Stored items from a collection
_____

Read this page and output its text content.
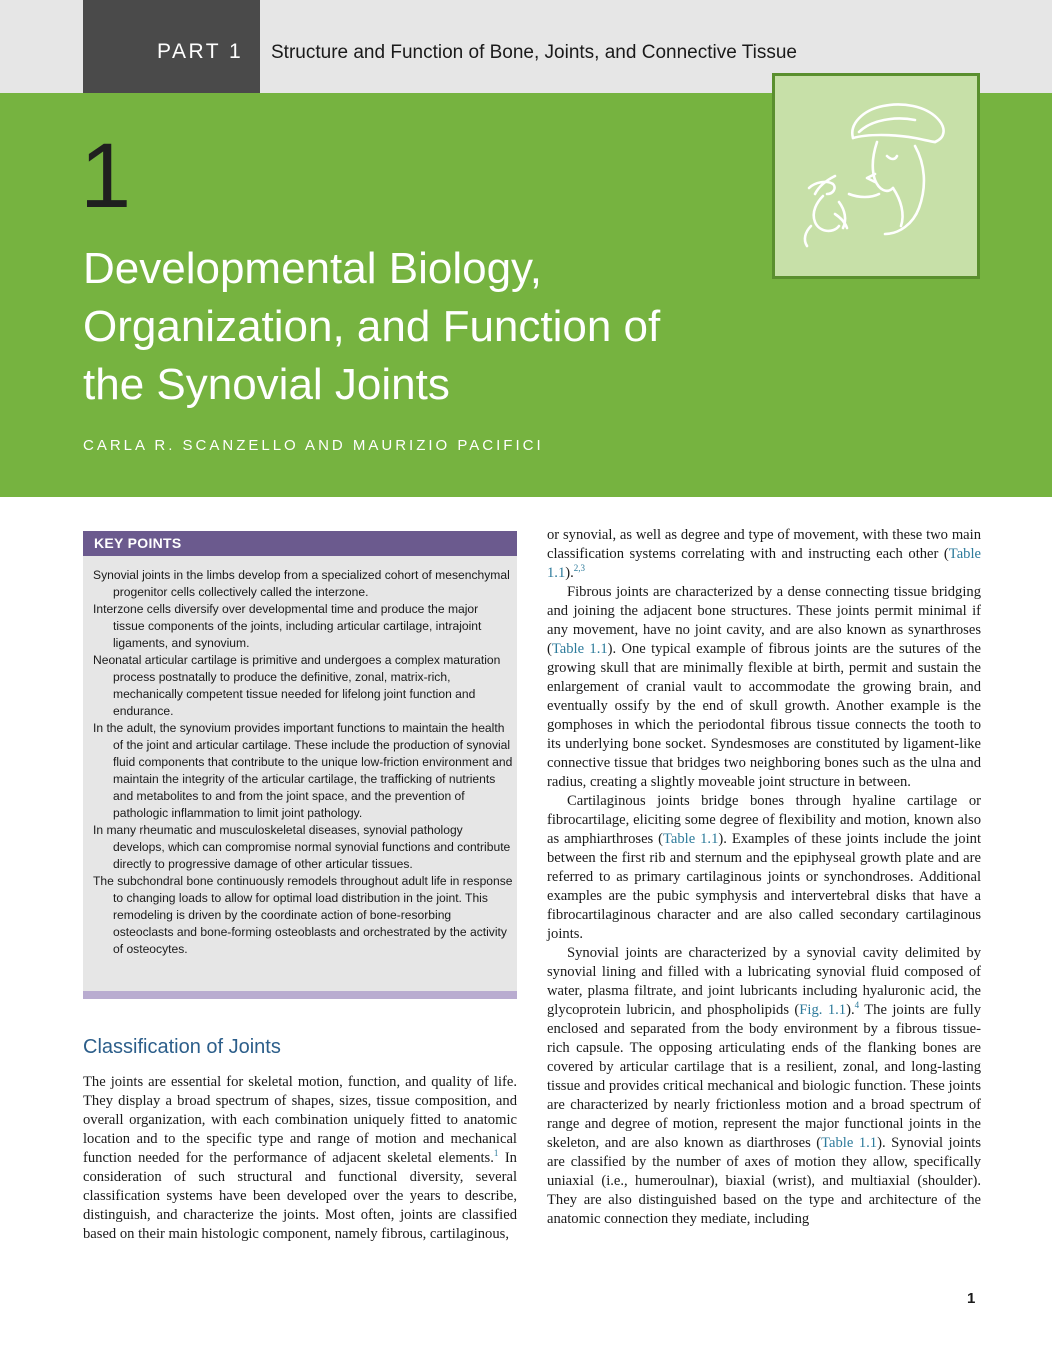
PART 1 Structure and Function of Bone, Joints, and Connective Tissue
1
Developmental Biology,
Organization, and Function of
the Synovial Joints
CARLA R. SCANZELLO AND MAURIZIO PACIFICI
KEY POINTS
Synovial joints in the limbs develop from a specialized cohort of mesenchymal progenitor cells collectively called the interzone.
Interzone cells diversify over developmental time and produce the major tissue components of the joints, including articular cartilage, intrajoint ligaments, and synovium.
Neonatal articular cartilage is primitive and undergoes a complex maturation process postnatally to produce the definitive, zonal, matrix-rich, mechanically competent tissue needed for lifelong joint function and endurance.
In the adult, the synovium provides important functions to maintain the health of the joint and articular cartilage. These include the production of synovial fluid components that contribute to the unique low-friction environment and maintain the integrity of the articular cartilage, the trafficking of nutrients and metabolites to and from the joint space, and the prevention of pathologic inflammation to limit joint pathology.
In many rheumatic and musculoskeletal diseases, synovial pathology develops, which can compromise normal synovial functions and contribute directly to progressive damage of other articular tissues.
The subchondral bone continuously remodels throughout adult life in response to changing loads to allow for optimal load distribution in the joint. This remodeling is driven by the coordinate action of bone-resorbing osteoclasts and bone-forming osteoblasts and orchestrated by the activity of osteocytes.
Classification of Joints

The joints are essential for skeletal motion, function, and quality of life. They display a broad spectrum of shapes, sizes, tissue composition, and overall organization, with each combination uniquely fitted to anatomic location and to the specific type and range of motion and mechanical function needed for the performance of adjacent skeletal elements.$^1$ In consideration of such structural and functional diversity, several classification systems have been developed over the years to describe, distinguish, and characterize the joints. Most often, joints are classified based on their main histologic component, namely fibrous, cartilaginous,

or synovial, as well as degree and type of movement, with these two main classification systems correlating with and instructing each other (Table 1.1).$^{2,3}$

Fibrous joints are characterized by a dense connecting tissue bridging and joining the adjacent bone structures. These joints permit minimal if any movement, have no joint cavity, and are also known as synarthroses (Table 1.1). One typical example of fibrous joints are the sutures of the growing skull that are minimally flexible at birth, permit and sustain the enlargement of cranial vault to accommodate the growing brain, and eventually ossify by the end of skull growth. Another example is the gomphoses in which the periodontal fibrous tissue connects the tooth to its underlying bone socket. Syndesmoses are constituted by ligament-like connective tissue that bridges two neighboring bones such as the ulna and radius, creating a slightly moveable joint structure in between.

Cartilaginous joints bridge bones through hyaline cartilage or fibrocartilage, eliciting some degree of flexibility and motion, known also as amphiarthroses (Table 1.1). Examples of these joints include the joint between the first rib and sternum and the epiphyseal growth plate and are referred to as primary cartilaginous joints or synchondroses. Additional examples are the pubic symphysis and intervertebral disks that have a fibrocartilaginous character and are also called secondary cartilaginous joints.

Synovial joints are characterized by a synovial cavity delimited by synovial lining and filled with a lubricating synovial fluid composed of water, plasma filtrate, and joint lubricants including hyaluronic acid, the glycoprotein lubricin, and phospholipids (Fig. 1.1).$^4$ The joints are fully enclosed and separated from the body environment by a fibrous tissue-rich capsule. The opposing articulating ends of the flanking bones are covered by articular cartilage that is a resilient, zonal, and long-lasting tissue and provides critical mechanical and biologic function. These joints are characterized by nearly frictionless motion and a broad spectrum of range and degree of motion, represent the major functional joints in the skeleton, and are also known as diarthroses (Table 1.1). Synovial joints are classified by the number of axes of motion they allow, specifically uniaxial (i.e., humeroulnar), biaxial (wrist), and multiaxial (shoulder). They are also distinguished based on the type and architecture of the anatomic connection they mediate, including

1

_____

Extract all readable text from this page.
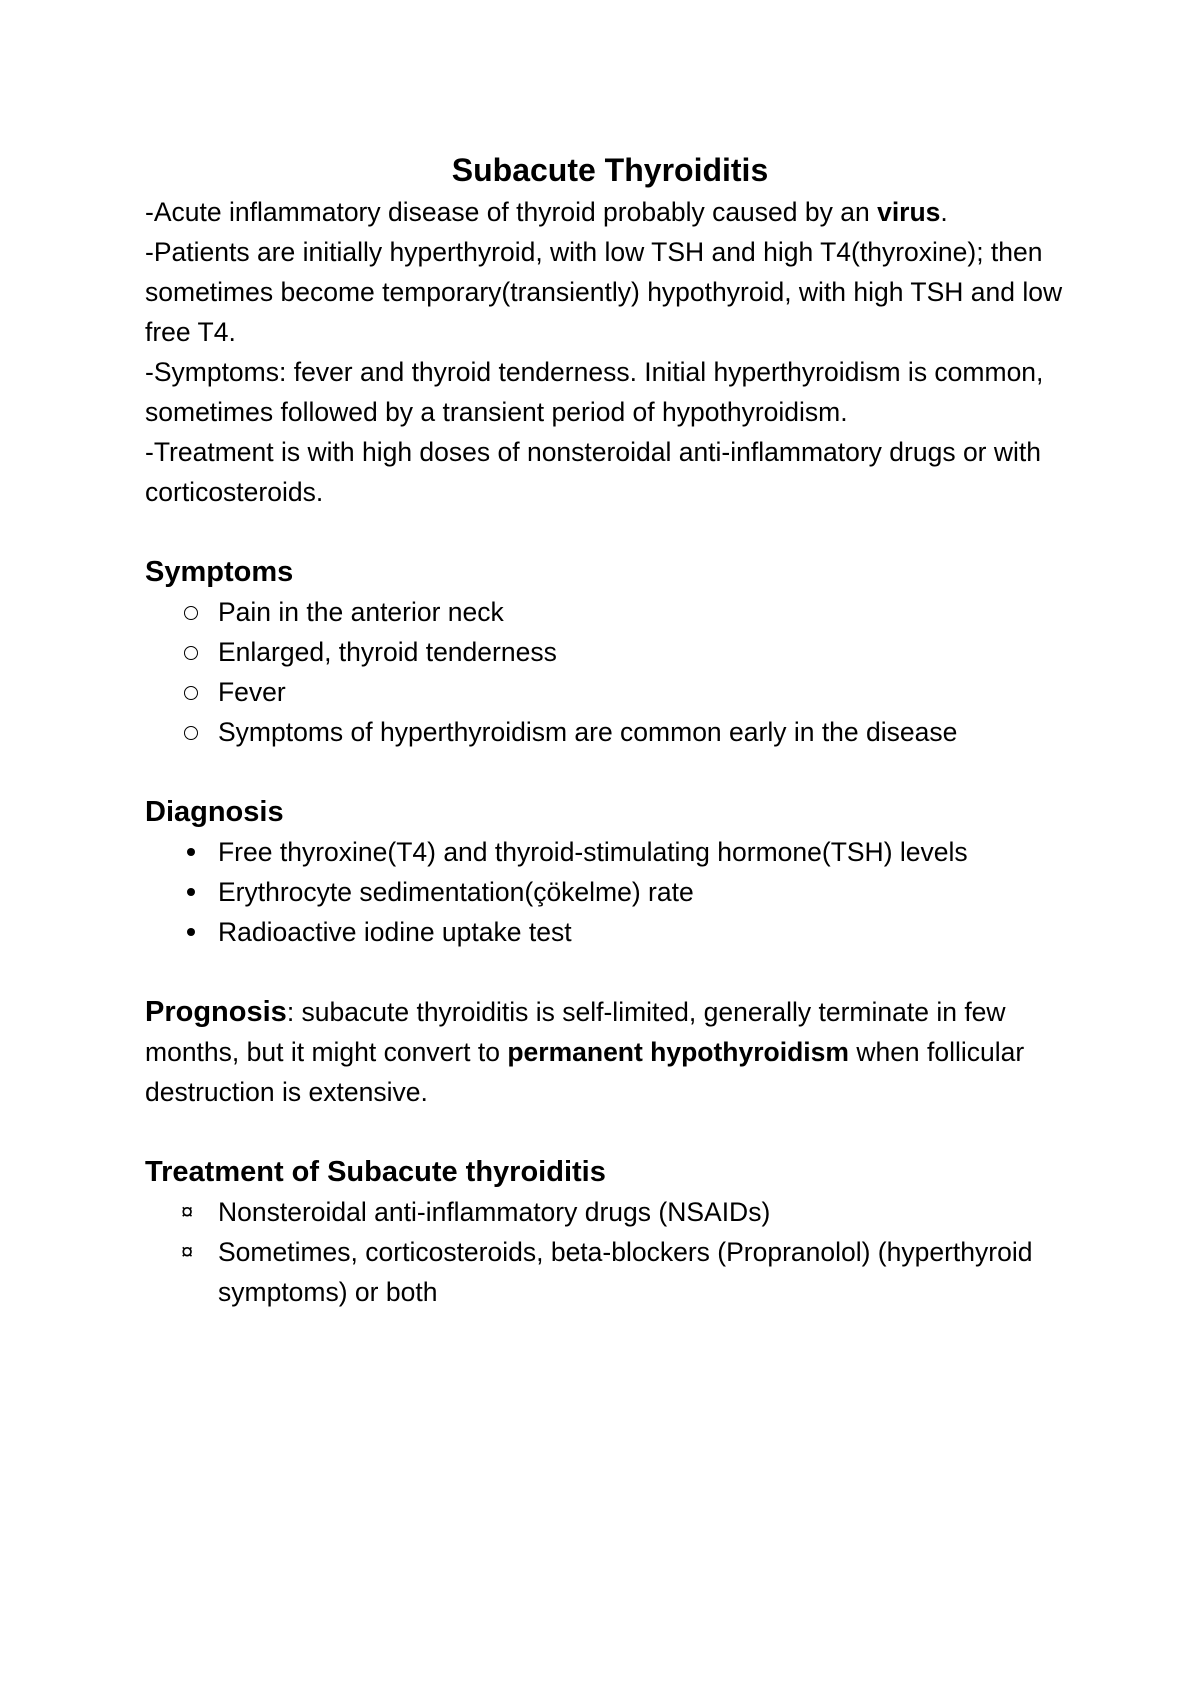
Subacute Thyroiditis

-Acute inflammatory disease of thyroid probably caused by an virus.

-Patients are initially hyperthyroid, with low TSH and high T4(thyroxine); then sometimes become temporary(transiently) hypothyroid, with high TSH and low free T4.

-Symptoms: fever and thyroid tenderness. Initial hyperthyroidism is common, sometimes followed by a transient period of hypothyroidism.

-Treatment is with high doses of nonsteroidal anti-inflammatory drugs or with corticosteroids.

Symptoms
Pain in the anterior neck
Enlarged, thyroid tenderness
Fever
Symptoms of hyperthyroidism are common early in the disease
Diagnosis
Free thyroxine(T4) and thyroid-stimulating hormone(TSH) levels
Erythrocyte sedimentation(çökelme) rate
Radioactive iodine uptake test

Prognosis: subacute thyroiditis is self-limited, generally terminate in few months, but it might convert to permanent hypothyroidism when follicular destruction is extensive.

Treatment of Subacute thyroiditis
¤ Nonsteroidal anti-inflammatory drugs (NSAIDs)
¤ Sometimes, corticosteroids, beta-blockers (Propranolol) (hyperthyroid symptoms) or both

_____

= Your objective =
Where a line in the entries holds "contribute", copy that line.

= Task answer =
In the adult, the synovium provides important functions to maintain the health of the joint and articular cartilage. These include the production of synovial fluid components that contribute to the unique low-friction environment and maintain the integrity of the articular cartilage, the trafficking of nutrients and metabolites to and from the joint space, and the prevention of pathologic inflammation to limit joint pathology.
In many rheumatic and musculoskeletal diseases, synovial pathology develops, which can compromise normal synovial functions and contribute directly to progressive damage of other articular tissues.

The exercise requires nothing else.